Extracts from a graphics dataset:
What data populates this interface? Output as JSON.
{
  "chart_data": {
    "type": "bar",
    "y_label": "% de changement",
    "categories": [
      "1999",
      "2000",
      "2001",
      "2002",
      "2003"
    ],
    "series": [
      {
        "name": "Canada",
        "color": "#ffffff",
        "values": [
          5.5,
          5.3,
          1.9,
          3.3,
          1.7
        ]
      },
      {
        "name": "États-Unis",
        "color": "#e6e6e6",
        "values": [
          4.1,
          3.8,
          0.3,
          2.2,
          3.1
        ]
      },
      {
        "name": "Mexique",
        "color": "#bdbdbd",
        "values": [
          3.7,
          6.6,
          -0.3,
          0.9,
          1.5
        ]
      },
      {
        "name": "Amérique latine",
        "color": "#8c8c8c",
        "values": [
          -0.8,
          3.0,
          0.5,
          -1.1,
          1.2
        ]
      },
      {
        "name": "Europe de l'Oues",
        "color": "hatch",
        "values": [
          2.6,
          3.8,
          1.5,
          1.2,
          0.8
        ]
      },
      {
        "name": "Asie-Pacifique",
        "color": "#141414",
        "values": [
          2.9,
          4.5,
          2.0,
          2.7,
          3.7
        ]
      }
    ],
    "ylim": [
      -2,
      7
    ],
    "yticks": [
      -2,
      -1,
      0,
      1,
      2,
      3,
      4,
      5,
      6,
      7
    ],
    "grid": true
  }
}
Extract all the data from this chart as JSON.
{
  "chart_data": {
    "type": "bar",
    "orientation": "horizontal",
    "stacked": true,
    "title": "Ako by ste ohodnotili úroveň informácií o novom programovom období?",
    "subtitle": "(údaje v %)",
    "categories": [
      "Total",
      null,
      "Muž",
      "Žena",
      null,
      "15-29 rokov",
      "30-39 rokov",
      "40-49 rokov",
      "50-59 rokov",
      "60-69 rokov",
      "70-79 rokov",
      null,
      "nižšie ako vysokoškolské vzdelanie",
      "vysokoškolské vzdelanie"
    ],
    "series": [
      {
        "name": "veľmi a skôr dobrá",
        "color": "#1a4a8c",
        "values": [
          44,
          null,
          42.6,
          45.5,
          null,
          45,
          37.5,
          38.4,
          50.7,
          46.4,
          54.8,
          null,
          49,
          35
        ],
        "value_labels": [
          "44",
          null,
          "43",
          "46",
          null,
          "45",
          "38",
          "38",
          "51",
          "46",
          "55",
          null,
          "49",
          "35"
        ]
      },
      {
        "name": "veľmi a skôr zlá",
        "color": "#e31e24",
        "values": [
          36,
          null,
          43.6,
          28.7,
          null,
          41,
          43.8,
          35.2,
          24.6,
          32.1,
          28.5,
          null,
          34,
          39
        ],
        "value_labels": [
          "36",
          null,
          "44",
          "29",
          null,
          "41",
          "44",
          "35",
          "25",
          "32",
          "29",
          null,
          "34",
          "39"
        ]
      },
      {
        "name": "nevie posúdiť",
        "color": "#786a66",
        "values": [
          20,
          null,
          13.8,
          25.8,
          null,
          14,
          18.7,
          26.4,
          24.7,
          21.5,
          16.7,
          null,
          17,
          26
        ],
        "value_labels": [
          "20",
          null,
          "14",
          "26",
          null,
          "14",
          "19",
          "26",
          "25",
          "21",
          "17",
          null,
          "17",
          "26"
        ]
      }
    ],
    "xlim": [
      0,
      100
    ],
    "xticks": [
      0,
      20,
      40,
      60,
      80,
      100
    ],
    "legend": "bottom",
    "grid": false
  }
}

> **TASK TO COMPLETE**
Extract the complete data, matching each line exactly.

> **ANSWER BELOW**
What data populates this interface? Output as JSON.
{
  "chart_data": {
    "type": "bar",
    "y_label": "% de changement",
    "categories": [
      "1999",
      "2000",
      "2001",
      "2002",
      "2003"
    ],
    "series": [
      {
        "name": "Canada",
        "color": "#ffffff",
        "values": [
          5.5,
          5.3,
          1.9,
          3.3,
          1.7
        ]
      },
      {
        "name": "États-Unis",
        "color": "#e6e6e6",
        "values": [
          4.1,
          3.8,
          0.3,
          2.2,
          3.1
        ]
      },
      {
        "name": "Mexique",
        "color": "#bdbdbd",
        "values": [
          3.7,
          6.6,
          -0.3,
          0.9,
          1.5
        ]
      },
      {
        "name": "Amérique latine",
        "color": "#8c8c8c",
        "values": [
          -0.8,
          3.0,
          0.5,
          -1.1,
          1.2
        ]
      },
      {
        "name": "Europe de l'Oues",
        "color": "hatch",
        "values": [
          2.6,
          3.8,
          1.5,
          1.2,
          0.8
        ]
      },
      {
        "name": "Asie-Pacifique",
        "color": "#141414",
        "values": [
          2.9,
          4.5,
          2.0,
          2.7,
          3.7
        ]
      }
    ],
    "ylim": [
      -2,
      7
    ],
    "yticks": [
      -2,
      -1,
      0,
      1,
      2,
      3,
      4,
      5,
      6,
      7
    ],
    "grid": true
  }
}
Extract all the data from this chart as JSON.
{
  "chart_data": {
    "type": "bar",
    "orientation": "horizontal",
    "stacked": true,
    "title": "Ako by ste ohodnotili úroveň informácií o novom programovom období?",
    "subtitle": "(údaje v %)",
    "categories": [
      "Total",
      null,
      "Muž",
      "Žena",
      null,
      "15-29 rokov",
      "30-39 rokov",
      "40-49 rokov",
      "50-59 rokov",
      "60-69 rokov",
      "70-79 rokov",
      null,
      "nižšie ako vysokoškolské vzdelanie",
      "vysokoškolské vzdelanie"
    ],
    "series": [
      {
        "name": "veľmi a skôr dobrá",
        "color": "#1a4a8c",
        "values": [
          44,
          null,
          42.6,
          45.5,
          null,
          45,
          37.5,
          38.4,
          50.7,
          46.4,
          54.8,
          null,
          49,
          35
        ],
        "value_labels": [
          "44",
          null,
          "43",
          "46",
          null,
          "45",
          "38",
          "38",
          "51",
          "46",
          "55",
          null,
          "49",
          "35"
        ]
      },
      {
        "name": "veľmi a skôr zlá",
        "color": "#e31e24",
        "values": [
          36,
          null,
          43.6,
          28.7,
          null,
          41,
          43.8,
          35.2,
          24.6,
          32.1,
          28.5,
          null,
          34,
          39
        ],
        "value_labels": [
          "36",
          null,
          "44",
          "29",
          null,
          "41",
          "44",
          "35",
          "25",
          "32",
          "29",
          null,
          "34",
          "39"
        ]
      },
      {
        "name": "nevie posúdiť",
        "color": "#786a66",
        "values": [
          20,
          null,
          13.8,
          25.8,
          null,
          14,
          18.7,
          26.4,
          24.7,
          21.5,
          16.7,
          null,
          17,
          26
        ],
        "value_labels": [
          "20",
          null,
          "14",
          "26",
          null,
          "14",
          "19",
          "26",
          "25",
          "21",
          "17",
          null,
          "17",
          "26"
        ]
      }
    ],
    "xlim": [
      0,
      100
    ],
    "xticks": [
      0,
      20,
      40,
      60,
      80,
      100
    ],
    "legend": "bottom",
    "grid": false
  }
}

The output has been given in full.